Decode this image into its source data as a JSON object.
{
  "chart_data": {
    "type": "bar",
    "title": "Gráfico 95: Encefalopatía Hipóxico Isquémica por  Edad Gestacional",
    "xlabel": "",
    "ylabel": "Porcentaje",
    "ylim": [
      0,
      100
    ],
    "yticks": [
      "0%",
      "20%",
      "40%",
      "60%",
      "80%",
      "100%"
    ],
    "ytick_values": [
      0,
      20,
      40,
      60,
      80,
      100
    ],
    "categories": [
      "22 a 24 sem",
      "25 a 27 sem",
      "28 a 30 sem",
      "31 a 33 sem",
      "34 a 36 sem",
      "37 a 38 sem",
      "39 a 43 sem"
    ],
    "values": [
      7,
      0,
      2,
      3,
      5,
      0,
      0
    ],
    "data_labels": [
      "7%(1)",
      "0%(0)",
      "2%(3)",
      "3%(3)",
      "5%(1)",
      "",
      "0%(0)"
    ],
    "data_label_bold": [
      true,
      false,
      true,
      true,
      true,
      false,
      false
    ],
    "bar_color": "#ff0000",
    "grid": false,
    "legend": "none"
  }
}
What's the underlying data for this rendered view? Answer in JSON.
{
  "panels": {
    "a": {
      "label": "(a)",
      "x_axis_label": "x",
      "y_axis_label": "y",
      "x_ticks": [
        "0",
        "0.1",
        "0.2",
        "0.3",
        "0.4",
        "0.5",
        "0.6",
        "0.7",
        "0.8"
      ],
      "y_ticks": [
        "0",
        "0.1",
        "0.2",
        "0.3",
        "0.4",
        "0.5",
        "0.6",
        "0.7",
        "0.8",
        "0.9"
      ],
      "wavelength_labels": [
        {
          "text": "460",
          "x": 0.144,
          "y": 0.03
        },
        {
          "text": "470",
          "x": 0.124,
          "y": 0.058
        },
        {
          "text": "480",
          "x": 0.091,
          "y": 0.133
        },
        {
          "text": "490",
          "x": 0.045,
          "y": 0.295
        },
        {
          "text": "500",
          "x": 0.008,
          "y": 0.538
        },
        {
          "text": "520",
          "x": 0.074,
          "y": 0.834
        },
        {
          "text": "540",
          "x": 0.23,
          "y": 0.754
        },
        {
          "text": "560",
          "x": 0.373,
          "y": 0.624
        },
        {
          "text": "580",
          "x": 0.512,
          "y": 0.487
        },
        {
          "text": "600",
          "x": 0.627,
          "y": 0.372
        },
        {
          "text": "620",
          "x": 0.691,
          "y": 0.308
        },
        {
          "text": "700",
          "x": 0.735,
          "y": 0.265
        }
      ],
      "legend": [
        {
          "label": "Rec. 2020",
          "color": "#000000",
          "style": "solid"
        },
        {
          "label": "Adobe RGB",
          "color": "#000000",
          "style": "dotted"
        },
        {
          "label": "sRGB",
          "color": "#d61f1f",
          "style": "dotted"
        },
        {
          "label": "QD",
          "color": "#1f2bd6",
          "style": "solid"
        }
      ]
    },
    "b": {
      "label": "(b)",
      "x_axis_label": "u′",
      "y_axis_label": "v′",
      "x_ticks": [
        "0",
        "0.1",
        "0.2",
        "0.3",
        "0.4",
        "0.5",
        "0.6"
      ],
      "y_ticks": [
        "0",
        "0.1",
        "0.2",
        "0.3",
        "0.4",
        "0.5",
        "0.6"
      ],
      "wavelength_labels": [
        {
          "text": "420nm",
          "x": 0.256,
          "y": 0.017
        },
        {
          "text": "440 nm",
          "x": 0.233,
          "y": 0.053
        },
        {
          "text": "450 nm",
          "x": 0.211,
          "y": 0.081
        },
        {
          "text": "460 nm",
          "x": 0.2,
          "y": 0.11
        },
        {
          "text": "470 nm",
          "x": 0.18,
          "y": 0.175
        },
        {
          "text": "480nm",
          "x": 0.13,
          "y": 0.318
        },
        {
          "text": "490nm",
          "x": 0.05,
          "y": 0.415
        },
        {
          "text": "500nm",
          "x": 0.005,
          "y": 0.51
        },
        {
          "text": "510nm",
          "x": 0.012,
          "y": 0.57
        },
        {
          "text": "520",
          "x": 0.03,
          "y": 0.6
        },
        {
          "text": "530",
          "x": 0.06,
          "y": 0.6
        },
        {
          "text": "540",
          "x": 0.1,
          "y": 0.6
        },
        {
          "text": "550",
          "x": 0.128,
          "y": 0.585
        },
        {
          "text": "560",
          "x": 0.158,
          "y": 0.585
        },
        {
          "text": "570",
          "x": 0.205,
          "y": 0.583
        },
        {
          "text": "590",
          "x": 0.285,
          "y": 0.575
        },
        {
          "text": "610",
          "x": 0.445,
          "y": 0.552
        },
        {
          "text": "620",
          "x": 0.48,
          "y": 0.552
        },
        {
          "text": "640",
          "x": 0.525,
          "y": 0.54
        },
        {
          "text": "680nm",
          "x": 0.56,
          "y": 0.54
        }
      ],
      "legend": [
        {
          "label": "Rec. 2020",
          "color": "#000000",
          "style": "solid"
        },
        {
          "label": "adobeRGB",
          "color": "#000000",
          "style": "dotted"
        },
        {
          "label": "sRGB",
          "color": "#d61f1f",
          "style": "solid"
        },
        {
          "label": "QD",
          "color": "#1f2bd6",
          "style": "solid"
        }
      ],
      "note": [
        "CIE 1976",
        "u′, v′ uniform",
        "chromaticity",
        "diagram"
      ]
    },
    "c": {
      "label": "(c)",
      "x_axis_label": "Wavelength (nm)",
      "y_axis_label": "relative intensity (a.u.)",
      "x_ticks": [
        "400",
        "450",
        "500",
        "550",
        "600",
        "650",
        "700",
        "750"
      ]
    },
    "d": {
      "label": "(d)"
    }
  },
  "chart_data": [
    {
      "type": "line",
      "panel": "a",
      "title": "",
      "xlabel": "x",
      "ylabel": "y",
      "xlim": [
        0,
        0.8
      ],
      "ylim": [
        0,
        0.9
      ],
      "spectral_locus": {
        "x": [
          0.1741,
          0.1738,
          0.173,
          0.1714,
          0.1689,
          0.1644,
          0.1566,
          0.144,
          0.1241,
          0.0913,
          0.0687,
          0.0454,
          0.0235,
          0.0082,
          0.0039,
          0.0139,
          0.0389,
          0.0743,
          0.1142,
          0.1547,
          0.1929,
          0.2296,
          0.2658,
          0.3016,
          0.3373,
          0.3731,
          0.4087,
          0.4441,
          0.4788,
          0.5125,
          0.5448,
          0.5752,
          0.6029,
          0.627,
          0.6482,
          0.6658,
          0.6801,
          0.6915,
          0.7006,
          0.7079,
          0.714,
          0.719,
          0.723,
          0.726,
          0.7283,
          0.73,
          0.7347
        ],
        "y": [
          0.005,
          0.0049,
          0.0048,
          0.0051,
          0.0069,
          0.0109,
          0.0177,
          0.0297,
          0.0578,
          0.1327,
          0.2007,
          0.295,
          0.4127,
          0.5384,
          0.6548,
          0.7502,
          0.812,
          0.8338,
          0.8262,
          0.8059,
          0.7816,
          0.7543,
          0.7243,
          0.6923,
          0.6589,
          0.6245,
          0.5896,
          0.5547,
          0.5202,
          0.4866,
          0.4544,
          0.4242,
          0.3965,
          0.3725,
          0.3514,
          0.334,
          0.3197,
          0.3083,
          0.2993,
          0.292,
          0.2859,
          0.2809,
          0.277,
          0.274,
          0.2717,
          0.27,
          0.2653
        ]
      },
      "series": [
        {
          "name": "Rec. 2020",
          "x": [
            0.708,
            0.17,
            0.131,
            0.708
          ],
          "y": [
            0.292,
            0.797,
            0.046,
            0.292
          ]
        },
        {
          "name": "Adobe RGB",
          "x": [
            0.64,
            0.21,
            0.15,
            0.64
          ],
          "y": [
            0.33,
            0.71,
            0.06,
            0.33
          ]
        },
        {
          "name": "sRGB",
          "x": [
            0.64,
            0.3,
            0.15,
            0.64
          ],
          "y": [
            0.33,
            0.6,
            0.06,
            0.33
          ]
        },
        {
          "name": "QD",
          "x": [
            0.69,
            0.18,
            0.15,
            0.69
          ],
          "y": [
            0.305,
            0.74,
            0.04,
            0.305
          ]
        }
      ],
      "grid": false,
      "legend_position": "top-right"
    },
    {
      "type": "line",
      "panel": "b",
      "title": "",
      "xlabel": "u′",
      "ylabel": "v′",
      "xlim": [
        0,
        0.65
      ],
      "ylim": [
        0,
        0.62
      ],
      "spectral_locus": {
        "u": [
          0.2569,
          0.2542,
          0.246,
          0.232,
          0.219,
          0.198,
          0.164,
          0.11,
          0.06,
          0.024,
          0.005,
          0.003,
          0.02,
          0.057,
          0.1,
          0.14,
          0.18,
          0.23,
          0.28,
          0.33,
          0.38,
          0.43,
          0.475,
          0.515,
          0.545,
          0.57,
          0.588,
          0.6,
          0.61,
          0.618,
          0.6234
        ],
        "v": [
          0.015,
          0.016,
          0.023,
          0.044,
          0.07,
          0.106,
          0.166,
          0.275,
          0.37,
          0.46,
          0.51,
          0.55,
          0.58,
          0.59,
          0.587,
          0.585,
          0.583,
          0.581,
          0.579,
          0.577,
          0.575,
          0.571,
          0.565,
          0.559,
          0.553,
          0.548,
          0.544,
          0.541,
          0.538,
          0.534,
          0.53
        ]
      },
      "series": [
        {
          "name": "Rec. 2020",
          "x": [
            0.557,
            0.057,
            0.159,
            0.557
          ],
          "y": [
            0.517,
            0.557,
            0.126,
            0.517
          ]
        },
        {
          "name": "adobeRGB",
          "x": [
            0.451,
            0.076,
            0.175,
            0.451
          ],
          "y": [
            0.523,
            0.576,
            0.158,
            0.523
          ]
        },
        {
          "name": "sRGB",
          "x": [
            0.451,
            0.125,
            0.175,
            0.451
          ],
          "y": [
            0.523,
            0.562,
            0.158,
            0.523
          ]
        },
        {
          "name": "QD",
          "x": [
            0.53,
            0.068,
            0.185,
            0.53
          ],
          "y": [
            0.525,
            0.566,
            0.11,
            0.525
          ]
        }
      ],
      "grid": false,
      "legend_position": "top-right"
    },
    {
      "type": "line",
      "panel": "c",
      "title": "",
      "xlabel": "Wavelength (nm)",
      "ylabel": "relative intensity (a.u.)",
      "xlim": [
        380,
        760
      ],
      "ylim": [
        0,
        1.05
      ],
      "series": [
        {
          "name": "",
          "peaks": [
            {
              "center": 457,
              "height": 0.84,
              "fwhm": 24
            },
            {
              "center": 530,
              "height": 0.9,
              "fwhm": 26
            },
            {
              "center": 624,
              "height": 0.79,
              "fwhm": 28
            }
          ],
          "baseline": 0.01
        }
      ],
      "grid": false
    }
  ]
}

————

▶ [Set exercise]
Copy each line of the data above that holds "false".

▶ [Solution to this problem]
      false,
      false,
      false
    "grid": false,
      "grid": false,
      "grid": false,
      "grid": false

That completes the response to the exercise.